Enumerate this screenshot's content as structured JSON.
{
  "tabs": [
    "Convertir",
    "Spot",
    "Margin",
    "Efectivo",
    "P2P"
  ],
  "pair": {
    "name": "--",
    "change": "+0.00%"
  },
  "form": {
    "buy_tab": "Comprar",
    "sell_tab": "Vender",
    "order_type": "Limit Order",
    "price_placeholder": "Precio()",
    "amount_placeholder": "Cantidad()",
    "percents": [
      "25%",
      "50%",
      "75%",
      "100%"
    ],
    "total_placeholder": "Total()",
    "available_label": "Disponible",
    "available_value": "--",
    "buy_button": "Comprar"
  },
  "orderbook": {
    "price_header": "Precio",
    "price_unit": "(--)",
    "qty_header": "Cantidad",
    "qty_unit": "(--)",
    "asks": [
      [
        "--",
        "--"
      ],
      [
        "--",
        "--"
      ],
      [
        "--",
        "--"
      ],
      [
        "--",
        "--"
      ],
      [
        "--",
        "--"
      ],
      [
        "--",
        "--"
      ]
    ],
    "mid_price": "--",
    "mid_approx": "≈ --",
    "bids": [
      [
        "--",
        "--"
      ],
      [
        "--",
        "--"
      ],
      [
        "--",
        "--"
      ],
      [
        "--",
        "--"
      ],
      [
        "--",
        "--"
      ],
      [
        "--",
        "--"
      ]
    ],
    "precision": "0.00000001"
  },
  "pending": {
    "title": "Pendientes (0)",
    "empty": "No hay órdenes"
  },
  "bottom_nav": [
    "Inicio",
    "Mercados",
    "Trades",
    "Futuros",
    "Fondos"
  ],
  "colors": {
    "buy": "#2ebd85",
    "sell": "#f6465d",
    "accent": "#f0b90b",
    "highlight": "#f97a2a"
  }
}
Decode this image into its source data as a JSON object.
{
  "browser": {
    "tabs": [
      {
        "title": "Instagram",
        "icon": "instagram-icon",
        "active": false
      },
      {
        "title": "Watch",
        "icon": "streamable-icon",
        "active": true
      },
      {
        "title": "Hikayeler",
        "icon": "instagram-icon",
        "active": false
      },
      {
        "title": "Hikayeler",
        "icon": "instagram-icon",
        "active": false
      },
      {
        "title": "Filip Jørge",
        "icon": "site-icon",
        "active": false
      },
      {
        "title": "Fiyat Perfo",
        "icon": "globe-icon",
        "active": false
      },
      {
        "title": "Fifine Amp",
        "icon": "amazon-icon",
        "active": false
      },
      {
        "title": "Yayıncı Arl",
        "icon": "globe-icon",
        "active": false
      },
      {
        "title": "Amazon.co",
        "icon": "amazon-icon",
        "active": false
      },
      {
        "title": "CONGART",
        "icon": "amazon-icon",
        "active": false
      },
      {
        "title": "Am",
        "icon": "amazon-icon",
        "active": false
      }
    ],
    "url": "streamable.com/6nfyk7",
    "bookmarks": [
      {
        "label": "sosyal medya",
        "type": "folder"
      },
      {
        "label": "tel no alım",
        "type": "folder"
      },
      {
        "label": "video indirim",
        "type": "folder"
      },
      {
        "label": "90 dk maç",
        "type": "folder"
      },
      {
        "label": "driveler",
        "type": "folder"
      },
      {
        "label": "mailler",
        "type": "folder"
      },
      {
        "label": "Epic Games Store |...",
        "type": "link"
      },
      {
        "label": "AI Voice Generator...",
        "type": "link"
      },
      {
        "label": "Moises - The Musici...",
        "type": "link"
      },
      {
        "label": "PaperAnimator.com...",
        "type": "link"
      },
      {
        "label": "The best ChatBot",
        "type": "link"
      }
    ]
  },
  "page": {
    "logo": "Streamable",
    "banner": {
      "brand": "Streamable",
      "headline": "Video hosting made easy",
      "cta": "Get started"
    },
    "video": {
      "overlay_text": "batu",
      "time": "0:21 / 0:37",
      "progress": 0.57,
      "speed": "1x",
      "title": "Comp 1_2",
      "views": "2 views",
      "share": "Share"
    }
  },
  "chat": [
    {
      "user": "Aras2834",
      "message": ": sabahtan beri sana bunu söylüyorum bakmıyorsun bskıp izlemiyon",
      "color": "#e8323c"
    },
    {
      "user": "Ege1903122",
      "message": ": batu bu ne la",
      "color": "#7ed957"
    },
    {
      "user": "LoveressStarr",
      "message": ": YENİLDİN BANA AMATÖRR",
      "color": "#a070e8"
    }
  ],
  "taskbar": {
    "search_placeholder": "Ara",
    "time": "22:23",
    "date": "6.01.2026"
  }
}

## Your instructions
Every line above should be written out again exactly as it stands.

## Response for this exercise
Enumerate this screenshot's content as structured JSON.
{
  "tabs": [
    "Convertir",
    "Spot",
    "Margin",
    "Efectivo",
    "P2P"
  ],
  "pair": {
    "name": "--",
    "change": "+0.00%"
  },
  "form": {
    "buy_tab": "Comprar",
    "sell_tab": "Vender",
    "order_type": "Limit Order",
    "price_placeholder": "Precio()",
    "amount_placeholder": "Cantidad()",
    "percents": [
      "25%",
      "50%",
      "75%",
      "100%"
    ],
    "total_placeholder": "Total()",
    "available_label": "Disponible",
    "available_value": "--",
    "buy_button": "Comprar"
  },
  "orderbook": {
    "price_header": "Precio",
    "price_unit": "(--)",
    "qty_header": "Cantidad",
    "qty_unit": "(--)",
    "asks": [
      [
        "--",
        "--"
      ],
      [
        "--",
        "--"
      ],
      [
        "--",
        "--"
      ],
      [
        "--",
        "--"
      ],
      [
        "--",
        "--"
      ],
      [
        "--",
        "--"
      ]
    ],
    "mid_price": "--",
    "mid_approx": "≈ --",
    "bids": [
      [
        "--",
        "--"
      ],
      [
        "--",
        "--"
      ],
      [
        "--",
        "--"
      ],
      [
        "--",
        "--"
      ],
      [
        "--",
        "--"
      ],
      [
        "--",
        "--"
      ]
    ],
    "precision": "0.00000001"
  },
  "pending": {
    "title": "Pendientes (0)",
    "empty": "No hay órdenes"
  },
  "bottom_nav": [
    "Inicio",
    "Mercados",
    "Trades",
    "Futuros",
    "Fondos"
  ],
  "colors": {
    "buy": "#2ebd85",
    "sell": "#f6465d",
    "accent": "#f0b90b",
    "highlight": "#f97a2a"
  }
}
Decode this image into its source data as a JSON object.
{
  "browser": {
    "tabs": [
      {
        "title": "Instagram",
        "icon": "instagram-icon",
        "active": false
      },
      {
        "title": "Watch",
        "icon": "streamable-icon",
        "active": true
      },
      {
        "title": "Hikayeler",
        "icon": "instagram-icon",
        "active": false
      },
      {
        "title": "Hikayeler",
        "icon": "instagram-icon",
        "active": false
      },
      {
        "title": "Filip Jørge",
        "icon": "site-icon",
        "active": false
      },
      {
        "title": "Fiyat Perfo",
        "icon": "globe-icon",
        "active": false
      },
      {
        "title": "Fifine Amp",
        "icon": "amazon-icon",
        "active": false
      },
      {
        "title": "Yayıncı Arl",
        "icon": "globe-icon",
        "active": false
      },
      {
        "title": "Amazon.co",
        "icon": "amazon-icon",
        "active": false
      },
      {
        "title": "CONGART",
        "icon": "amazon-icon",
        "active": false
      },
      {
        "title": "Am",
        "icon": "amazon-icon",
        "active": false
      }
    ],
    "url": "streamable.com/6nfyk7",
    "bookmarks": [
      {
        "label": "sosyal medya",
        "type": "folder"
      },
      {
        "label": "tel no alım",
        "type": "folder"
      },
      {
        "label": "video indirim",
        "type": "folder"
      },
      {
        "label": "90 dk maç",
        "type": "folder"
      },
      {
        "label": "driveler",
        "type": "folder"
      },
      {
        "label": "mailler",
        "type": "folder"
      },
      {
        "label": "Epic Games Store |...",
        "type": "link"
      },
      {
        "label": "AI Voice Generator...",
        "type": "link"
      },
      {
        "label": "Moises - The Musici...",
        "type": "link"
      },
      {
        "label": "PaperAnimator.com...",
        "type": "link"
      },
      {
        "label": "The best ChatBot",
        "type": "link"
      }
    ]
  },
  "page": {
    "logo": "Streamable",
    "banner": {
      "brand": "Streamable",
      "headline": "Video hosting made easy",
      "cta": "Get started"
    },
    "video": {
      "overlay_text": "batu",
      "time": "0:21 / 0:37",
      "progress": 0.57,
      "speed": "1x",
      "title": "Comp 1_2",
      "views": "2 views",
      "share": "Share"
    }
  },
  "chat": [
    {
      "user": "Aras2834",
      "message": ": sabahtan beri sana bunu söylüyorum bakmıyorsun bskıp izlemiyon",
      "color": "#e8323c"
    },
    {
      "user": "Ege1903122",
      "message": ": batu bu ne la",
      "color": "#7ed957"
    },
    {
      "user": "LoveressStarr",
      "message": ": YENİLDİN BANA AMATÖRR",
      "color": "#a070e8"
    }
  ],
  "taskbar": {
    "search_placeholder": "Ara",
    "time": "22:23",
    "date": "6.01.2026"
  }
}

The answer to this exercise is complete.